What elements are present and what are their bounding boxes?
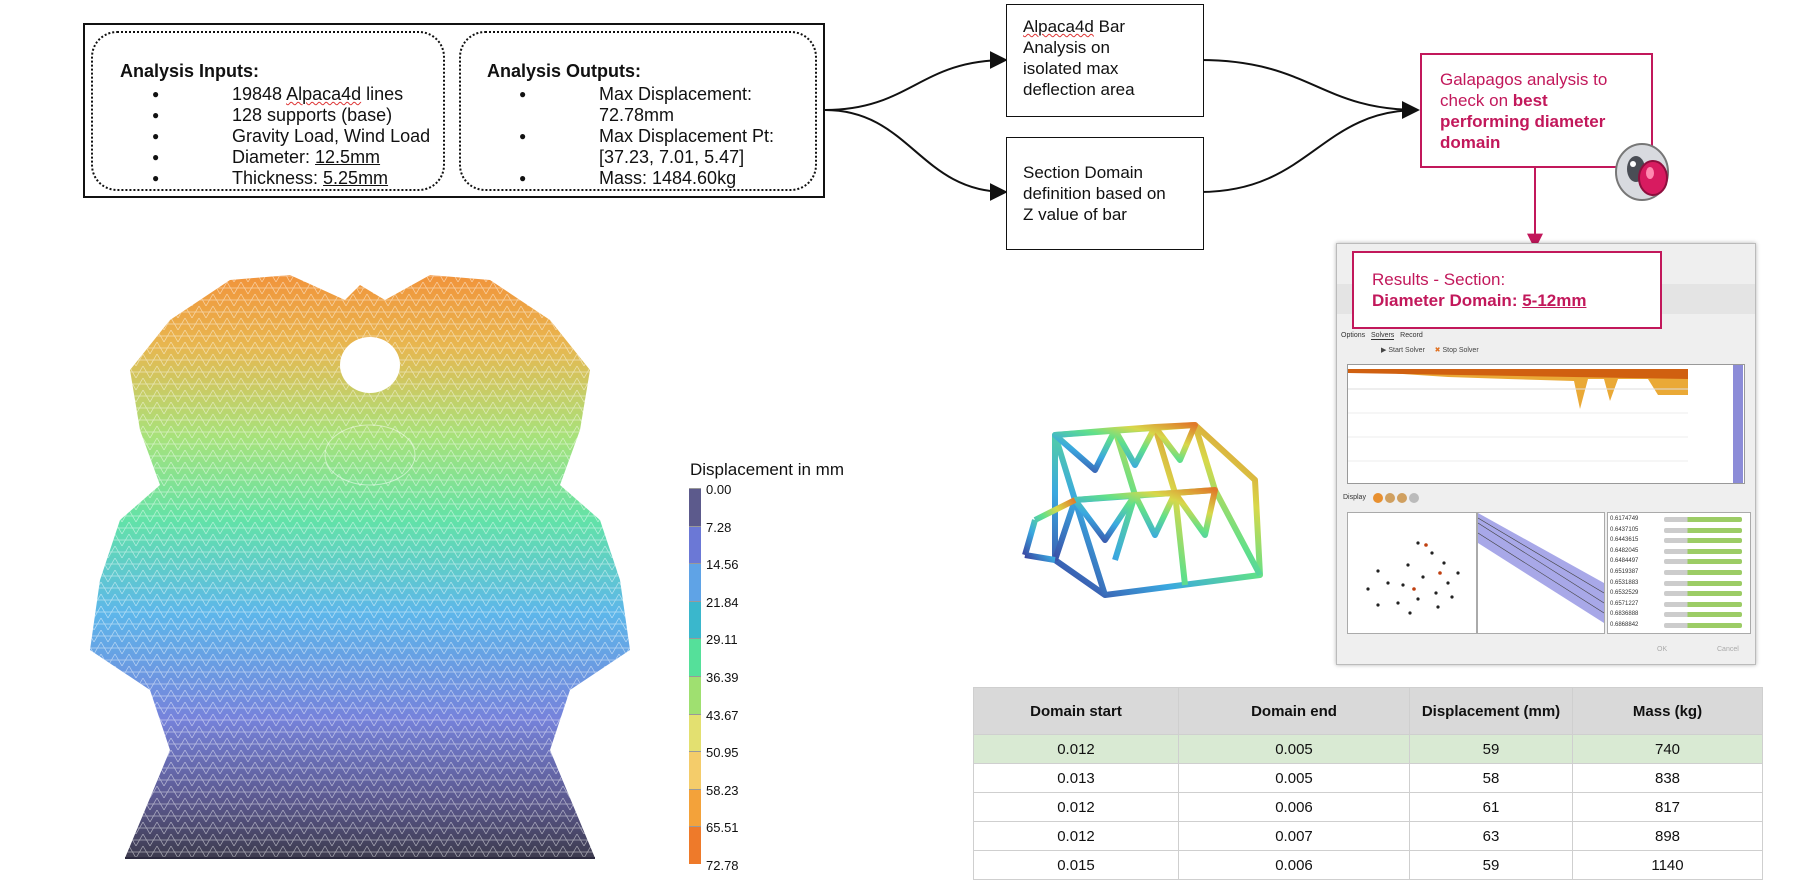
legend-swatch [689, 638, 701, 676]
table-row: 0.013 0.005 58 838 [973, 763, 1763, 793]
genome-value-row: 0.6868842 [1610, 621, 1746, 630]
display-label: Display [1343, 494, 1366, 501]
genome-value-row: 0.6174749 [1610, 515, 1746, 524]
table-row: 0.015 0.006 59 1140 [973, 850, 1763, 880]
header-domain-end: Domain end [1178, 687, 1410, 735]
legend-swatch [689, 525, 701, 564]
displacement-mesh [90, 275, 630, 859]
fitness-graph [1347, 364, 1745, 484]
flow-connectors [824, 51, 1543, 250]
genome-value-row: 0.6443615 [1610, 536, 1746, 545]
legend-tick-label: 72.78 [706, 858, 739, 873]
analysis-panel [83, 23, 825, 198]
legend-swatch [689, 676, 701, 714]
bar-analysis-box: Alpaca4d Bar Analysis on isolated max de… [1006, 4, 1204, 117]
table-row: 0.012 0.007 63 898 [973, 821, 1763, 851]
input-item: Thickness: 5.25mm [120, 168, 443, 189]
analysis-outputs-box: Analysis Outputs: Max Displacement:72.78… [459, 31, 817, 191]
bar-model-3d [1022, 422, 1263, 598]
tab-options[interactable]: Options [1341, 332, 1366, 339]
genome-value-row: 0.6484497 [1610, 557, 1746, 566]
table-row: 0.012 0.005 59 740 [973, 734, 1763, 764]
legend-tick-label: 58.23 [706, 782, 739, 798]
legend-tick-label: 29.11 [706, 632, 738, 648]
output-item: Mass: 1484.60kg [487, 168, 815, 189]
legend-title: Displacement in mm [690, 460, 844, 479]
genome-value-row: 0.6519387 [1610, 568, 1746, 577]
legend-swatch [689, 826, 701, 864]
legend-tick-label: 43.67 [706, 707, 739, 723]
legend-ticks: 0.00 7.28 14.56 21.84 29.11 36.39 43.67 50.95 58… [706, 482, 766, 873]
display-buttons [1373, 490, 1419, 508]
start-solver-button[interactable]: ▶ Start Solver [1381, 347, 1425, 354]
legend-tick-label: 7.28 [706, 519, 732, 535]
genome-value-row: 0.6836888 [1610, 610, 1746, 619]
legend-swatch [689, 788, 701, 827]
legend-swatch [689, 488, 701, 526]
legend-tick-label: 21.84 [706, 594, 739, 610]
window-tabs: Options Solvers Record [1341, 332, 1423, 340]
galapagos-box: Galapagos analysis to check on best perf… [1420, 53, 1653, 168]
section-domain-box: Section Domain definition based on Z val… [1006, 137, 1204, 250]
tab-record[interactable]: Record [1400, 332, 1423, 339]
legend-swatch [689, 713, 701, 752]
solver-controls: ▶ Start Solver ✖ Stop Solver [1381, 346, 1479, 354]
header-domain-start: Domain start [973, 687, 1179, 735]
arrow-to-bar-analysis [824, 51, 1008, 111]
output-item: Max Displacement Pt:[37.23, 7.01, 5.47] [487, 126, 815, 168]
input-item: Gravity Load, Wind Load [120, 126, 443, 147]
tab-solvers[interactable]: Solvers [1370, 332, 1395, 340]
outputs-list: Max Displacement:72.78mm Max Displacemen… [487, 84, 815, 189]
arrow-section-to-galapagos [1199, 101, 1420, 193]
genome-value-row: 0.6437105 [1610, 526, 1746, 535]
legend-tick-label: 36.39 [706, 670, 739, 685]
legend-swatch [689, 600, 701, 639]
outputs-title: Analysis Outputs: [487, 61, 642, 81]
arrow-bar-to-galapagos [1199, 59, 1420, 119]
inputs-title: Analysis Inputs: [120, 61, 260, 81]
arrow-to-section-domain [824, 109, 1008, 201]
legend-swatch [689, 751, 701, 789]
input-item: 19848 Alpaca4d lines [120, 84, 443, 105]
legend-tick-label: 50.95 [706, 745, 739, 761]
genome-value-list: 0.6174749 0.6437105 0.6443615 0.6482045 0.64… [1607, 512, 1751, 634]
genome-value-row: 0.6532529 [1610, 589, 1746, 598]
galapagos-logo-icon [1615, 143, 1669, 201]
header-displacement: Displacement (mm) [1409, 687, 1573, 735]
results-table: Domain start Domain end Displacement (mm… [973, 687, 1763, 880]
results-box: Results - Section: Diameter Domain: 5-12… [1352, 251, 1662, 329]
table-header-row: Domain start Domain end Displacement (mm… [973, 687, 1763, 735]
legend-tick-label: 0.00 [706, 482, 732, 497]
header-mass: Mass (kg) [1572, 687, 1763, 735]
legend-tick-label: 14.56 [706, 557, 739, 573]
parallel-coordinates [1477, 512, 1605, 634]
genome-value-row: 0.6531883 [1610, 579, 1746, 588]
legend-swatch [689, 563, 701, 601]
input-item: 128 supports (base) [120, 105, 443, 126]
stop-solver-button[interactable]: ✖ Stop Solver [1434, 347, 1479, 354]
ok-button[interactable]: OK [1657, 646, 1668, 653]
output-item: Max Displacement:72.78mm [487, 84, 815, 126]
cancel-button[interactable]: Cancel [1717, 646, 1739, 653]
legend-tick-label: 65.51 [706, 820, 739, 836]
inputs-list: 19848 Alpaca4d lines 128 supports (base)… [120, 84, 443, 189]
analysis-inputs-box: Analysis Inputs: 19848 Alpaca4d lines 12… [91, 31, 445, 191]
input-item: Diameter: 12.5mm [120, 147, 443, 168]
genome-value-row: 0.6571227 [1610, 600, 1746, 609]
scatter-panel [1347, 512, 1477, 634]
table-row: 0.012 0.006 61 817 [973, 792, 1763, 822]
legend-colorbar [689, 488, 701, 864]
genome-value-row: 0.6482045 [1610, 547, 1746, 556]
*****
— WORK INSTRUCTION —
Since the copy should hold text only, set down each record exactly and leave the pictures out.

— ANSWER TO THIS TASK —
What elements are present and what are their bounding boxes?
legend-swatch [689, 638, 701, 676]
table-row: 0.013 0.005 58 838 [973, 763, 1763, 793]
genome-value-row: 0.6868842 [1610, 621, 1746, 630]
display-label: Display [1343, 494, 1366, 501]
genome-value-row: 0.6174749 [1610, 515, 1746, 524]
table-row: 0.015 0.006 59 1140 [973, 850, 1763, 880]
header-domain-end: Domain end [1178, 687, 1410, 735]
legend-swatch [689, 525, 701, 564]
displacement-mesh [90, 275, 630, 859]
fitness-graph [1347, 364, 1745, 484]
flow-connectors [824, 51, 1543, 250]
genome-value-row: 0.6443615 [1610, 536, 1746, 545]
legend-tick-label: 72.78 [706, 858, 739, 873]
analysis-panel [83, 23, 825, 198]
legend-swatch [689, 676, 701, 714]
bar-analysis-box: Alpaca4d Bar Analysis on isolated max de… [1006, 4, 1204, 117]
table-row: 0.012 0.007 63 898 [973, 821, 1763, 851]
input-item: Thickness: 5.25mm [120, 168, 443, 189]
analysis-outputs-box: Analysis Outputs: Max Displacement:72.78… [459, 31, 817, 191]
bar-model-3d [1022, 422, 1263, 598]
tab-options[interactable]: Options [1341, 332, 1366, 339]
genome-value-row: 0.6484497 [1610, 557, 1746, 566]
table-row: 0.012 0.005 59 740 [973, 734, 1763, 764]
legend-tick-label: 58.23 [706, 782, 739, 798]
legend-tick-label: 29.11 [706, 632, 738, 648]
output-item: Mass: 1484.60kg [487, 168, 815, 189]
legend-title: Displacement in mm [690, 460, 844, 479]
genome-value-row: 0.6519387 [1610, 568, 1746, 577]
legend-swatch [689, 826, 701, 864]
legend-tick-label: 43.67 [706, 707, 739, 723]
legend-ticks: 0.00 7.28 14.56 21.84 29.11 36.39 43.67 50.95 58… [706, 482, 766, 873]
display-buttons [1373, 490, 1419, 508]
start-solver-button[interactable]: ▶ Start Solver [1381, 347, 1425, 354]
legend-tick-label: 7.28 [706, 519, 732, 535]
genome-value-row: 0.6836888 [1610, 610, 1746, 619]
legend-swatch [689, 788, 701, 827]
legend-swatch [689, 488, 701, 526]
legend-tick-label: 21.84 [706, 594, 739, 610]
window-tabs: Options Solvers Record [1341, 332, 1423, 340]
galapagos-box: Galapagos analysis to check on best perf… [1420, 53, 1653, 168]
section-domain-box: Section Domain definition based on Z val… [1006, 137, 1204, 250]
tab-record[interactable]: Record [1400, 332, 1423, 339]
legend-swatch [689, 713, 701, 752]
solver-controls: ▶ Start Solver ✖ Stop Solver [1381, 346, 1479, 354]
header-domain-start: Domain start [973, 687, 1179, 735]
arrow-to-bar-analysis [824, 51, 1008, 111]
output-item: Max Displacement Pt:[37.23, 7.01, 5.47] [487, 126, 815, 168]
input-item: Gravity Load, Wind Load [120, 126, 443, 147]
tab-solvers[interactable]: Solvers [1370, 332, 1395, 340]
outputs-list: Max Displacement:72.78mm Max Displacemen… [487, 84, 815, 189]
arrow-section-to-galapagos [1199, 101, 1420, 193]
genome-value-row: 0.6437105 [1610, 526, 1746, 535]
legend-tick-label: 36.39 [706, 670, 739, 685]
legend-swatch [689, 600, 701, 639]
outputs-title: Analysis Outputs: [487, 61, 642, 81]
arrow-bar-to-galapagos [1199, 59, 1420, 119]
inputs-title: Analysis Inputs: [120, 61, 260, 81]
arrow-to-section-domain [824, 109, 1008, 201]
legend-swatch [689, 751, 701, 789]
input-item: 19848 Alpaca4d lines [120, 84, 443, 105]
legend-tick-label: 50.95 [706, 745, 739, 761]
genome-value-list: 0.6174749 0.6437105 0.6443615 0.6482045 0.64… [1607, 512, 1751, 634]
genome-value-row: 0.6532529 [1610, 589, 1746, 598]
galapagos-logo-icon [1615, 143, 1669, 201]
header-displacement: Displacement (mm) [1409, 687, 1573, 735]
results-table: Domain start Domain end Displacement (mm… [973, 687, 1763, 880]
results-box: Results - Section: Diameter Domain: 5-12… [1352, 251, 1662, 329]
table-header-row: Domain start Domain end Displacement (mm… [973, 687, 1763, 735]
legend-tick-label: 0.00 [706, 482, 732, 497]
header-mass: Mass (kg) [1572, 687, 1763, 735]
legend-tick-label: 14.56 [706, 557, 739, 573]
parallel-coordinates [1477, 512, 1605, 634]
genome-value-row: 0.6531883 [1610, 579, 1746, 588]
legend-swatch [689, 563, 701, 601]
input-item: 128 supports (base) [120, 105, 443, 126]
stop-solver-button[interactable]: ✖ Stop Solver [1434, 347, 1479, 354]
ok-button[interactable]: OK [1657, 646, 1668, 653]
output-item: Max Displacement:72.78mm [487, 84, 815, 126]
cancel-button[interactable]: Cancel [1717, 646, 1739, 653]
legend-tick-label: 65.51 [706, 820, 739, 836]
inputs-list: 19848 Alpaca4d lines 128 supports (base)… [120, 84, 443, 189]
analysis-inputs-box: Analysis Inputs: 19848 Alpaca4d lines 12… [91, 31, 445, 191]
input-item: Diameter: 12.5mm [120, 147, 443, 168]
genome-value-row: 0.6571227 [1610, 600, 1746, 609]
scatter-panel [1347, 512, 1477, 634]
table-row: 0.012 0.006 61 817 [973, 792, 1763, 822]
legend-colorbar [689, 488, 701, 864]
genome-value-row: 0.6482045 [1610, 547, 1746, 556]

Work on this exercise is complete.